### Exercise prompt
Copy the data exactly; pictures stay out of the copy.

Dataset items:

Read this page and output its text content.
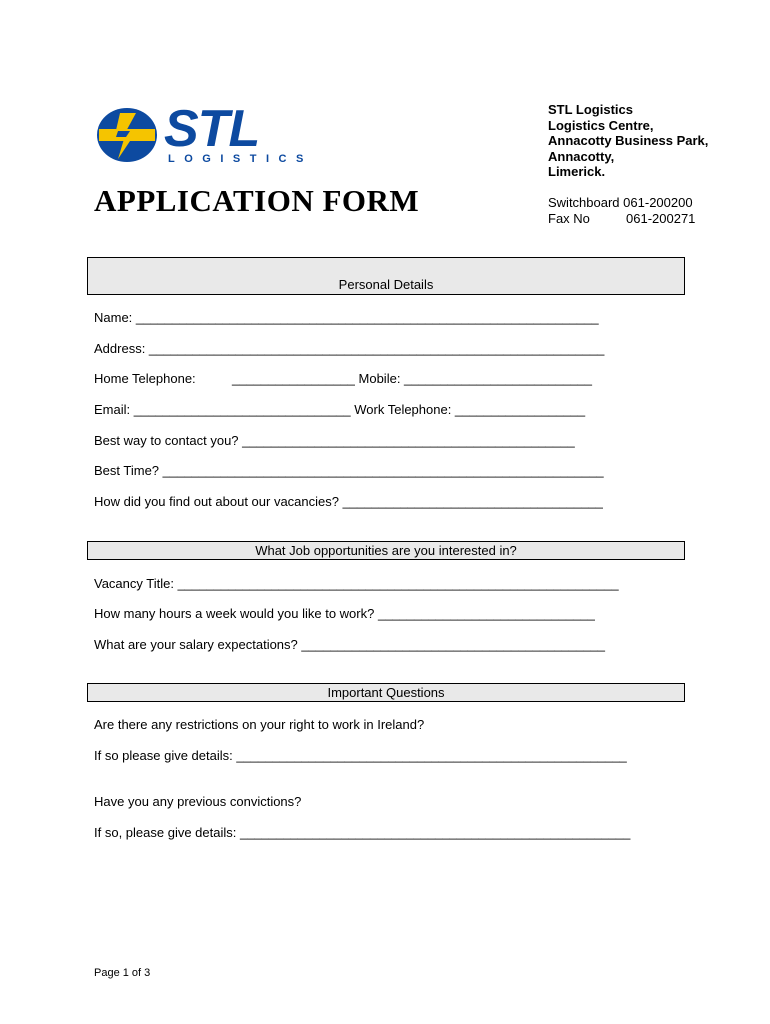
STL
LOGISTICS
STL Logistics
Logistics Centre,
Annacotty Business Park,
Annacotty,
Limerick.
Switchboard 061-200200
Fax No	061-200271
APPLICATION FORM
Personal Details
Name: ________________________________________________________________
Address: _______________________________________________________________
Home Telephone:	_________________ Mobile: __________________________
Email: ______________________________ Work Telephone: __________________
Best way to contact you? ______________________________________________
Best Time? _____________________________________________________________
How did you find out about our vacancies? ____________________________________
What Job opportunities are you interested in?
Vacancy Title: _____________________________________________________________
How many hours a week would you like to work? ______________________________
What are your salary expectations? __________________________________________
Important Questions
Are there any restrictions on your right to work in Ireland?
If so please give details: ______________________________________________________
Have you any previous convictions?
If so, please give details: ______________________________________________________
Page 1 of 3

### Exercise response
Read this page and output its text content.
STL
LOGISTICS
STL Logistics
Logistics Centre,
Annacotty Business Park,
Annacotty,
Limerick.
Switchboard 061-200200
Fax No	061-200271
APPLICATION FORM
Personal Details
Name: ________________________________________________________________
Address: _______________________________________________________________
Home Telephone:	_________________ Mobile: __________________________
Email: ______________________________ Work Telephone: __________________
Best way to contact you? ______________________________________________
Best Time? _____________________________________________________________
How did you find out about our vacancies? ____________________________________
What Job opportunities are you interested in?
Vacancy Title: _____________________________________________________________
How many hours a week would you like to work? ______________________________
What are your salary expectations? __________________________________________
Important Questions
Are there any restrictions on your right to work in Ireland?
If so please give details: ______________________________________________________
Have you any previous convictions?
If so, please give details: ______________________________________________________
Page 1 of 3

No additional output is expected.